Excerpt provided:
-- Begin --

2. He came into it on this design and for this sole end — namely, that in our nature taken to be his own, he might do and suffer what was to be done and suffered for the church. So it is added in the text: that by death he might destroy him who had the power of death, and deliver those who through fear of death were subject to bondage. This was the only end of his conjunction in nature with the church, and this puts the case between him and it at a vast distance from what is or may be between other men.
It is a foolish thing to argue that because a mere participation of the same nature among men is not sufficient to warrant the righteousness of punishing one for another, therefore the conjunction in the same nature between Christ and the church is not a sufficient and just foundation for his suffering for us and in our place. For by an act of his own will and choice he partook of our nature, and that for this very end — that in it he might suffer for us, as the Holy Spirit expressly declares. Among others there neither is nor can be anything of this nature, and so no objection from what is equal or inequal among them can arise against what is equal between Christ and the church. And in this he is glorious and precious to those who believe, as we shall see immediately.
2. There is a mystical conjunction between Christ and the church which corresponds to all the most strict real or moral unions or conjunctions between other persons or things — such as the conjunction between the head of a body and its members, or the vine and its branches, which are real; or between a husband and wife, which is both moral and real. That there is such a conjunction between Christ and his church, the Scripture abundantly declares, and also that it is the foundation of the equity of his suffering in its place. So speaks the apostle (Ephesians 5:25–32): "Husbands, love your wives, even as Christ also loved the church" (that is, his wife, the bride, the Lamb's wife) "and gave himself for it," and so forth. Being the head and husband of the church, which was to be sanctified and saved, and could be so in no other way than by his blood and sufferings, he was both fit to so suffer, and it was righteous also that what he did and suffered should be imputed to those for whom he both did it and suffered. Let the adversaries of the glory of Christ assign any one instance of such a conjunction, union, and relation between any among mankind as exists between Christ and the church, and they may give some appearance to their objections against his obedience and sufferings in our place, and the imputation of what he did and suffered to us. But the glory of Christ is singular in this, and as such it appears to those by whom the mystery of it is in any measure spiritually apprehended.
But yet it will be said that this mystical conjunction of Christ with his church is consequential upon what he did and suffered for it — for it follows upon the conversion of men to him. For it is by faith that we are grafted into him. Until that is actually worked in us, we have no mystical conjunction with him. He is not a head or a husband to unregenerate, unsanctified unbelievers while they continue to be so. And such was the state of the whole church when Christ suffered for us (Romans 5:8; Ephesians 2:5). There was therefore no such mystical conjunction between him and the church as to render it fitting and equal that he should suffer in its place. Therefore the church is the effect of the work of redemption, that which rose out of it and was made and constituted by it, and cannot so be the object of it as that which was to be redeemed by virtue of an antecedent conjunction with it. I answer,
1. Although this mystical conjunction is not actually complete without an actual participation of the Spirit of Christ, yet the church of the elect was designed antecedently to all his sufferings to be his spouse and wife, so that he might love her and suffer for her. So it is said (Hosea 12:13): "Israel served for a wife, and for a wife he kept sheep." Yet she was not his married wife until after he had served for her and thereby purchased her to be his wife; yet as he served for her, she is called his wife because of his love toward her and because she was so designed to be upon his service. So was the church designed to be the spouse of Christ in the counsel of God, whereupon he loved her and gave himself for her.

-- End --

Written tasks:
[A] Copy out the part of the passage on Christ and the church that opens with the words containing "2. He came into" and closes with "between other men.".
[B] Continue the passage on Christ's conjunction with the church from the point at which it stops.
The material that comes next has no connection to the passage on Christ and the church.

Element box records:

-- Begin --

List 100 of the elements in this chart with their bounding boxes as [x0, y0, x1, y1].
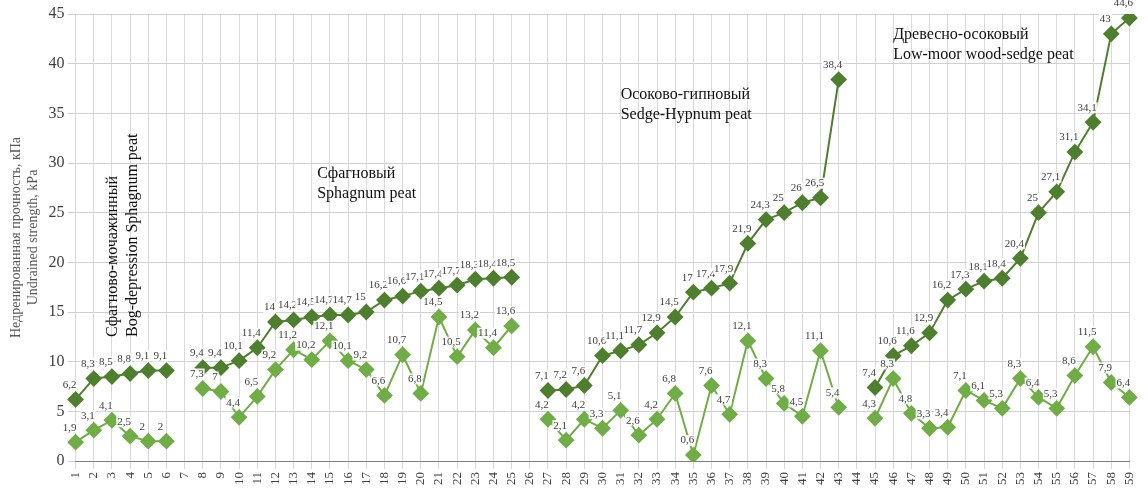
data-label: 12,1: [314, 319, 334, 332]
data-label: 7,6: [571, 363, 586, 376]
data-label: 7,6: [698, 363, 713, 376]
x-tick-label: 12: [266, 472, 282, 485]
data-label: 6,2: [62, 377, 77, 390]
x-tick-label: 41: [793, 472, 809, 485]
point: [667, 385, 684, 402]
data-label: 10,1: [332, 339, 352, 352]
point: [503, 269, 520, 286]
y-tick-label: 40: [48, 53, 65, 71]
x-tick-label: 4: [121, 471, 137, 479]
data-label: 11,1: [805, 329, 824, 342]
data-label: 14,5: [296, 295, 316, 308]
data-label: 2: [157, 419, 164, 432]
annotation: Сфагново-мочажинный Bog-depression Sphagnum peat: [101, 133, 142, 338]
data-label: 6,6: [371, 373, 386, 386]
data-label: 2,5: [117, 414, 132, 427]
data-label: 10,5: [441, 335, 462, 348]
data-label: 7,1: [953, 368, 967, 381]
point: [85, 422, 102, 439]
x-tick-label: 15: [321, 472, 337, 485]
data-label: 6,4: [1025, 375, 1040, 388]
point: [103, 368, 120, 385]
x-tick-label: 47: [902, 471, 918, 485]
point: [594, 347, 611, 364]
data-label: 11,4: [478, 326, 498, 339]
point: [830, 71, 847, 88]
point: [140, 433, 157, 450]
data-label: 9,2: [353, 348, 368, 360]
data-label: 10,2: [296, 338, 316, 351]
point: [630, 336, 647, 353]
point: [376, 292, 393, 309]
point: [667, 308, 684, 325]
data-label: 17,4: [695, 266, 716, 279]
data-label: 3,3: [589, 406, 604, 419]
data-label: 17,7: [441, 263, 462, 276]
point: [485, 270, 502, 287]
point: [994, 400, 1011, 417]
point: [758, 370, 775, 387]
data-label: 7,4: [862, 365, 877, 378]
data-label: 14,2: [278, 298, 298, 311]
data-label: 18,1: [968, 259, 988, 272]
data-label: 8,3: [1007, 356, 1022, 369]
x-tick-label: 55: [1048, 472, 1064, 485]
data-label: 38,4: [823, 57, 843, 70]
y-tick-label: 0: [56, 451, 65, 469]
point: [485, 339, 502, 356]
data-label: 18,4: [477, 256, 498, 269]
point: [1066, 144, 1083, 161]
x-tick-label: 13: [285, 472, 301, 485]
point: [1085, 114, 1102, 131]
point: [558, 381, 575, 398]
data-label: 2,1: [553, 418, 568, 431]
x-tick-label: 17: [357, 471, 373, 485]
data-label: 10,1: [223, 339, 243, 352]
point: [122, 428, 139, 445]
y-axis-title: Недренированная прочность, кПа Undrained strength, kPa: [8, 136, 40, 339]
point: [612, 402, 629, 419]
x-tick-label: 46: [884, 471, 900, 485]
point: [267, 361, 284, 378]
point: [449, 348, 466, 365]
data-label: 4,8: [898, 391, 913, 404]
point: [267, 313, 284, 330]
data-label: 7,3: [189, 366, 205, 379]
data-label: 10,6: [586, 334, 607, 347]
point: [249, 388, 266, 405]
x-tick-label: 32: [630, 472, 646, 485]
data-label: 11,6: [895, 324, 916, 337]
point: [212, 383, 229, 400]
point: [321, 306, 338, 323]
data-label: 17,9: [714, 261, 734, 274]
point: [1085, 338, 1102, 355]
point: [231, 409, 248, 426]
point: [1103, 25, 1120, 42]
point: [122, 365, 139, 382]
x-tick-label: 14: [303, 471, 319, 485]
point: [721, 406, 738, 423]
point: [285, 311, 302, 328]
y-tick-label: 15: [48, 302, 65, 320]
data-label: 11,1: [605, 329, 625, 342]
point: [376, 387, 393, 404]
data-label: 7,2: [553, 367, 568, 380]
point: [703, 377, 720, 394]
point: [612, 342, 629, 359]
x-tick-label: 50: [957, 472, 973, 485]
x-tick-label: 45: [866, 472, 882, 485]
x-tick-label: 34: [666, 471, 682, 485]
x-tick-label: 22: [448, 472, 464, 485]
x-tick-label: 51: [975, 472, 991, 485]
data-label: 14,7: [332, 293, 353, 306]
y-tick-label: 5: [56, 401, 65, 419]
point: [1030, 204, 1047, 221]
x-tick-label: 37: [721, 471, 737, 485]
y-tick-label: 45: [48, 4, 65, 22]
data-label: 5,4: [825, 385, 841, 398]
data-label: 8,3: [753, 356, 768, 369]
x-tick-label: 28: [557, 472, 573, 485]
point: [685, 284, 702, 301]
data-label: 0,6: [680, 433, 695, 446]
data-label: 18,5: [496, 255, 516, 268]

-- End --

The results:
[A]
2. He came into it on this design and for this sole end — namely, that in our nature taken to be his own, he might do and suffer what was to be done and suffered for the church. So it is added in the text: that by death he might destroy him who had the power of death, and deliver those who through fear of death were subject to bondage. This was the only end of his conjunction in nature with the church, and this puts the case between him and it at a vast distance from what is or may be between other men.

[B]
Hence in the work of redemption the church was the object of it as designed to be the spouse of Christ, and the effect of it inasmuch as by it she was made fit for the full consummation of that alliance, as the apostle expressly declares (Ephesians 5:25–27).
2. Prior to all that the Lord Christ did and suffered for the church, there was a supreme act of the will of God the Father, giving all the elect to him, entrusting them with him to be redeemed, sanctified, and saved, as he himself declares (John 17:6, 9; John 10:14–16). And on these grounds this mystical conjunction between Christ and the church has its virtue and efficacy before it is actually complete.
3. There is a covenantal conjunction between distinct persons. And as this varies according to the variety of the interests and ends of those who enter into it, so it is most eminent where one, by the common consent of all who are concerned, undertakes to be a sponsor or surety for others — to do and answer what on their part is required for attaining the ends of the covenant. So did the Lord Christ undertake to be surety of the new covenant on behalf of the church (Hebrews 7:22), and thereon presented himself to God to do and suffer for them, in their place and on their behalf, whatever was required, that they might be sanctified and saved. These things I have treated of at length elsewhere, as containing a great part of the mystery of the wisdom of God in the salvation of the church. Here therefore I only observe that this is what completes the mystical conjunction that was between Christ and the church, by virtue of which it was fitting, just, and equal in the sight of God that what he did and suffered should be imputed to us.
These are some of the foundations of that mystery of transmitting the sins of the church — as to their guilt and punishment — from the sinners themselves to another every way innocent, pure, and righteous in himself. This is the life, soul, and center of all scriptural revelation. And in this he is exceedingly glorious and precious to those who believe. No heart can conceive, no tongue can express the glory of Christ in this. Now because his infinite condescension and love in this have been spoken to before, I shall here only instance its greatness in some of its effects.
1. It shines forth in the exaltation of the righteousness of God in the forgiveness of sins. There is no more adequate conception of the divine nature than that of justice in rule and government. To this it belongs to punish sin according to its desert, and in this consisted the first actings of God as the governor of the rational creation — in the eternal punishment of the angels who sinned and the casting of Adam out of paradise, which was also an emblem of everlasting ruin. Now all the church, all the elect of God, are sinners — they were so in Adam; they have been and are so in themselves. What does the justice of God become fit to do in this case? Shall it dismiss them all unpunished? Where then is that justice which spared neither the angels who sinned nor Adam at first? Would this procedure have any consistency with it, be reconcilable to it? Therefore the establishment of the righteousness of God on the one hand and the forgiveness of sin on the other seem so contradictory that many stumble and fall at it eternally (Romans 10:3–4).
But in this interposition of Christ, in this transfer of punishment from the church to him by virtue of his conjunction with it, there is a blessed harmony between the righteousness of God and the forgiveness of sins — the manifestation of which is his eternal glory. O blessed exchange! O sweet permutation! as Justin Martyr speaks.
By virtue of his union with the church, which he of his own accord entered into, and his undertaking therein to answer for it in the sight of God, it was a righteous thing with God to lay the punishment of all our sins upon him, so that he might freely and graciously pardon them all — to the honor and exaltation of his justice as well as of his grace and mercy (Romans 3:24–26).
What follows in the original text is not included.